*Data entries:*
****************************************
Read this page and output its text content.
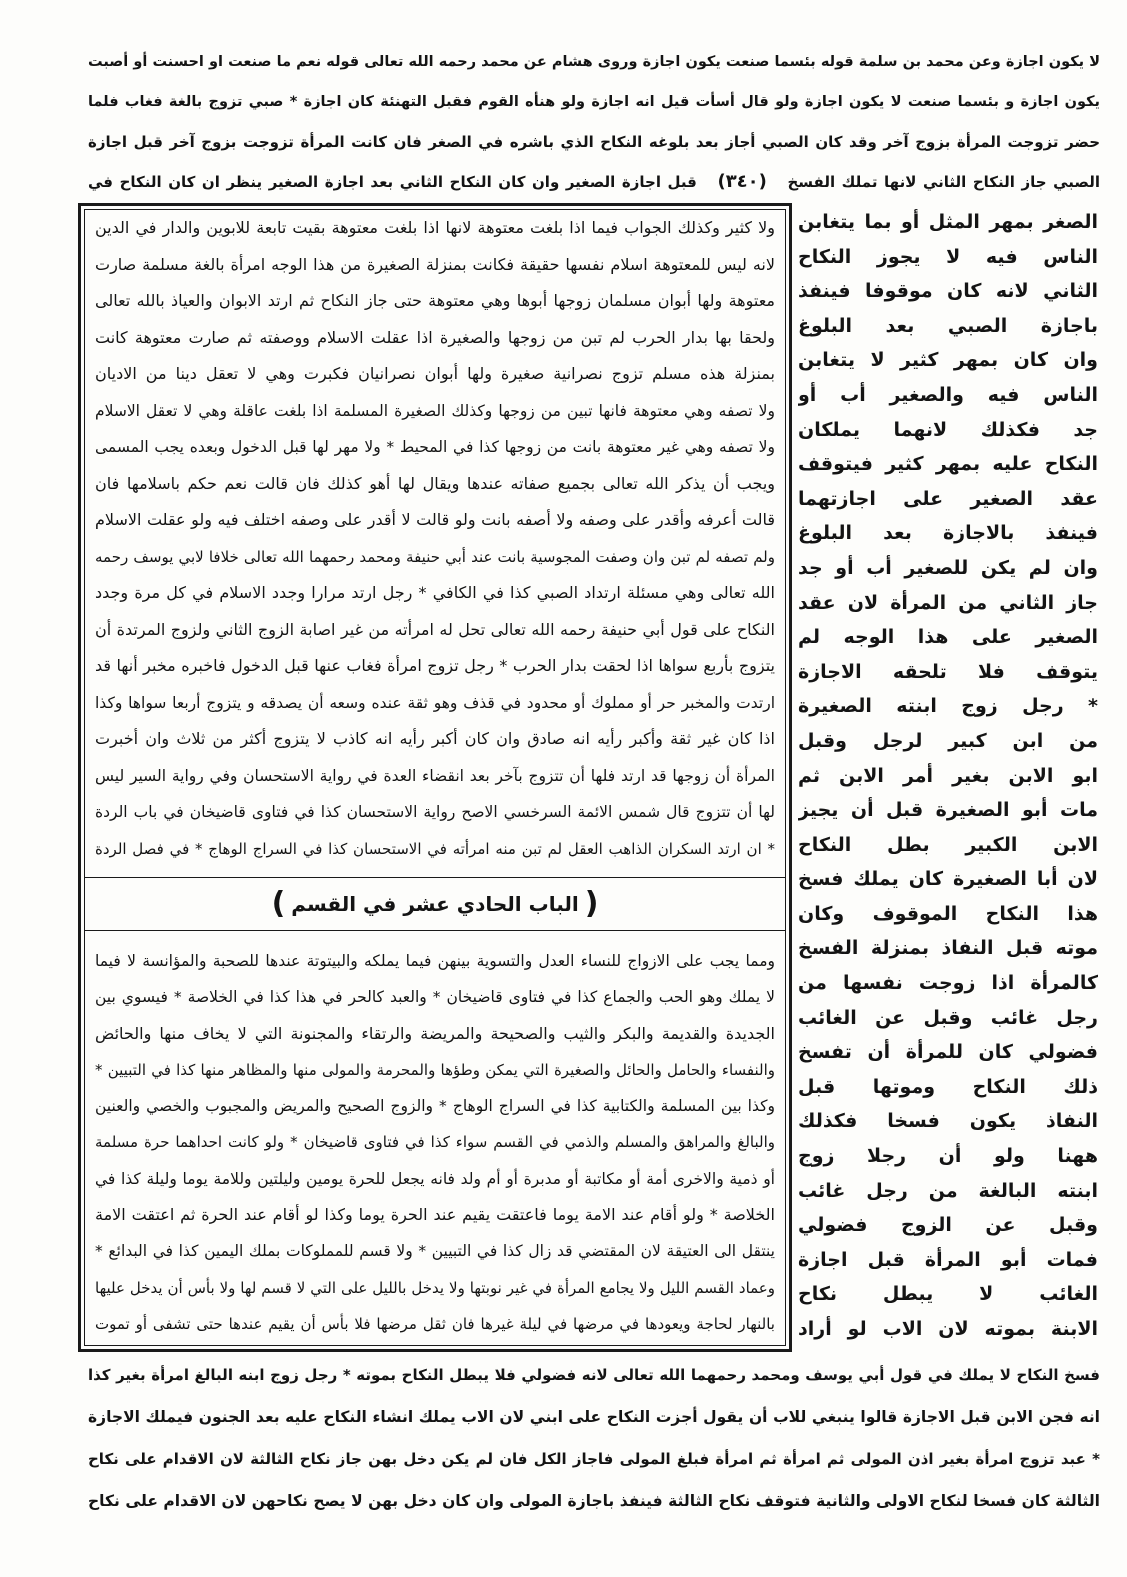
لا يكون اجازة وعن محمد بن سلمة قوله بئسما صنعت يكون اجازة وروى هشام عن محمد رحمه الله تعالى قوله نعم ما صنعت او احسنت أو أصبت
يكون اجازة و بئسما صنعت لا يكون اجازة ولو قال أسأت قيل انه اجازة ولو هنأه القوم فقبل التهنئة كان اجازة * صبي تزوج بالغة فغاب فلما
حضر تزوجت المرأة بزوج آخر وقد كان الصبي أجاز بعد بلوغه النكاح الذي باشره في الصغر فان كانت المرأة تزوجت بزوج آخر قبل اجازة
الصبي جاز النكاح الثاني لانها تملك الفسخ (٣٤٠) قبل اجازة الصغير وان كان النكاح الثاني بعد اجازة الصغير ينظر ان كان النكاح في
ولا كثير وكذلك الجواب فيما اذا بلغت معتوهة لانها اذا بلغت معتوهة بقيت تابعة للابوين والدار في الدين
لانه ليس للمعتوهة اسلام نفسها حقيقة فكانت بمنزلة الصغيرة من هذا الوجه امرأة بالغة مسلمة صارت
معتوهة ولها أبوان مسلمان زوجها أبوها وهي معتوهة حتى جاز النكاح ثم ارتد الابوان والعياذ بالله تعالى
ولحقا بها بدار الحرب لم تبن من زوجها والصغيرة اذا عقلت الاسلام ووصفته ثم صارت معتوهة كانت
بمنزلة هذه مسلم تزوج نصرانية صغيرة ولها أبوان نصرانيان فكبرت وهي لا تعقل دينا من الاديان
ولا تصفه وهي معتوهة فانها تبين من زوجها وكذلك الصغيرة المسلمة اذا بلغت عاقلة وهي لا تعقل الاسلام
ولا تصفه وهي غير معتوهة بانت من زوجها كذا في المحيط * ولا مهر لها قبل الدخول وبعده يجب المسمى
ويجب أن يذكر الله تعالى بجميع صفاته عندها ويقال لها أهو كذلك فان قالت نعم حكم باسلامها فان
قالت أعرفه وأقدر على وصفه ولا أصفه بانت ولو قالت لا أقدر على وصفه اختلف فيه ولو عقلت الاسلام
ولم تصفه لم تبن وان وصفت المجوسية بانت عند أبي حنيفة ومحمد رحمهما الله تعالى خلافا لابي يوسف رحمه
الله تعالى وهي مسئلة ارتداد الصبي كذا في الكافي * رجل ارتد مرارا وجدد الاسلام في كل مرة وجدد
النكاح على قول أبي حنيفة رحمه الله تعالى تحل له امرأته من غير اصابة الزوج الثاني ولزوج المرتدة أن
يتزوج بأربع سواها اذا لحقت بدار الحرب * رجل تزوج امرأة فغاب عنها قبل الدخول فاخبره مخبر أنها قد
ارتدت والمخبر حر أو مملوك أو محدود في قذف وهو ثقة عنده وسعه أن يصدقه و يتزوج أربعا سواها وكذا
اذا كان غير ثقة وأكبر رأيه انه صادق وان كان أكبر رأيه انه كاذب لا يتزوج أكثر من ثلاث وان أخبرت
المرأة أن زوجها قد ارتد فلها أن تتزوج بآخر بعد انقضاء العدة في رواية الاستحسان وفي رواية السير ليس
لها أن تتزوج قال شمس الائمة السرخسي الاصح رواية الاستحسان كذا في فتاوى قاضيخان في باب الردة
* ان ارتد السكران الذاهب العقل لم تبن منه امرأته في الاستحسان كذا في السراج الوهاج * في فصل الردة
(
الباب الحادي عشر في القسم
)
ومما يجب على الازواج للنساء العدل والتسوية بينهن فيما يملكه والبيتوتة عندها للصحبة والمؤانسة لا فيما
لا يملك وهو الحب والجماع كذا في فتاوى قاضيخان * والعبد كالحر في هذا كذا في الخلاصة * فيسوي بين
الجديدة والقديمة والبكر والثيب والصحيحة والمريضة والرتقاء والمجنونة التي لا يخاف منها والحائض
والنفساء والحامل والحائل والصغيرة التي يمكن وطؤها والمحرمة والمولى منها والمظاهر منها كذا في التبيين *
وكذا بين المسلمة والكتابية كذا في السراج الوهاج * والزوج الصحيح والمريض والمجبوب والخصي والعنين
والبالغ والمراهق والمسلم والذمي في القسم سواء كذا في فتاوى قاضيخان * ولو كانت احداهما حرة مسلمة
أو ذمية والاخرى أمة أو مكاتبة أو مدبرة أو أم ولد فانه يجعل للحرة يومين وليلتين وللامة يوما وليلة كذا في
الخلاصة * ولو أقام عند الامة يوما فاعتقت يقيم عند الحرة يوما وكذا لو أقام عند الحرة ثم اعتقت الامة
ينتقل الى العتيقة لان المقتضي قد زال كذا في التبيين * ولا قسم للمملوكات بملك اليمين كذا في البدائع *
وعماد القسم الليل ولا يجامع المرأة في غير نوبتها ولا يدخل بالليل على التي لا قسم لها ولا بأس أن يدخل عليها
بالنهار لحاجة ويعودها في مرضها في ليلة غيرها فان ثقل مرضها فلا بأس أن يقيم عندها حتى تشفى أو تموت
الصغر بمهر المثل أو بما يتغابن
الناس فيه لا يجوز النكاح
الثاني لانه كان موقوفا فينفذ
باجازة الصبي بعد البلوغ
وان كان بمهر كثير لا يتغابن
الناس فيه والصغير أب أو
جد فكذلك لانهما يملكان
النكاح عليه بمهر كثير فيتوقف
عقد الصغير على اجازتهما
فينفذ بالاجازة بعد البلوغ
وان لم يكن للصغير أب أو جد
جاز الثاني من المرأة لان عقد
الصغير على هذا الوجه لم
يتوقف فلا تلحقه الاجازة
* رجل زوج ابنته الصغيرة
من ابن كبير لرجل وقبل
ابو الابن بغير أمر الابن ثم
مات أبو الصغيرة قبل أن يجيز
الابن الكبير بطل النكاح
لان أبا الصغيرة كان يملك فسخ
هذا النكاح الموقوف وكان
موته قبل النفاذ بمنزلة الفسخ
كالمرأة اذا زوجت نفسها من
رجل غائب وقبل عن الغائب
فضولي كان للمرأة أن تفسخ
ذلك النكاح وموتها قبل
النفاذ يكون فسخا فكذلك
ههنا ولو أن رجلا زوج
ابنته البالغة من رجل غائب
وقبل عن الزوج فضولي
فمات أبو المرأة قبل اجازة
الغائب لا يبطل نكاح
الابنة بموته لان الاب لو أراد
فسخ النكاح لا يملك في قول أبي يوسف ومحمد رحمهما الله تعالى لانه فضولي فلا يبطل النكاح بموته * رجل زوج ابنه البالغ امرأة بغير كذا
انه فجن الابن قبل الاجازة قالوا ينبغي للاب أن يقول أجزت النكاح على ابني لان الاب يملك انشاء النكاح عليه بعد الجنون فيملك الاجازة
* عبد تزوج امرأة بغير اذن المولى ثم امرأة ثم امرأة فبلغ المولى فاجاز الكل فان لم يكن دخل بهن جاز نكاح الثالثة لان الاقدام على نكاح
الثالثة كان فسخا لنكاح الاولى والثانية فتوقف نكاح الثالثة فينفذ باجازة المولى وان كان دخل بهن لا يصح نكاحهن لان الاقدام على نكاح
****************************************
*What needs to be done:*
Your answer should be one number: how many lines of the listing include the word "الناس".

*Exercise answer:*
2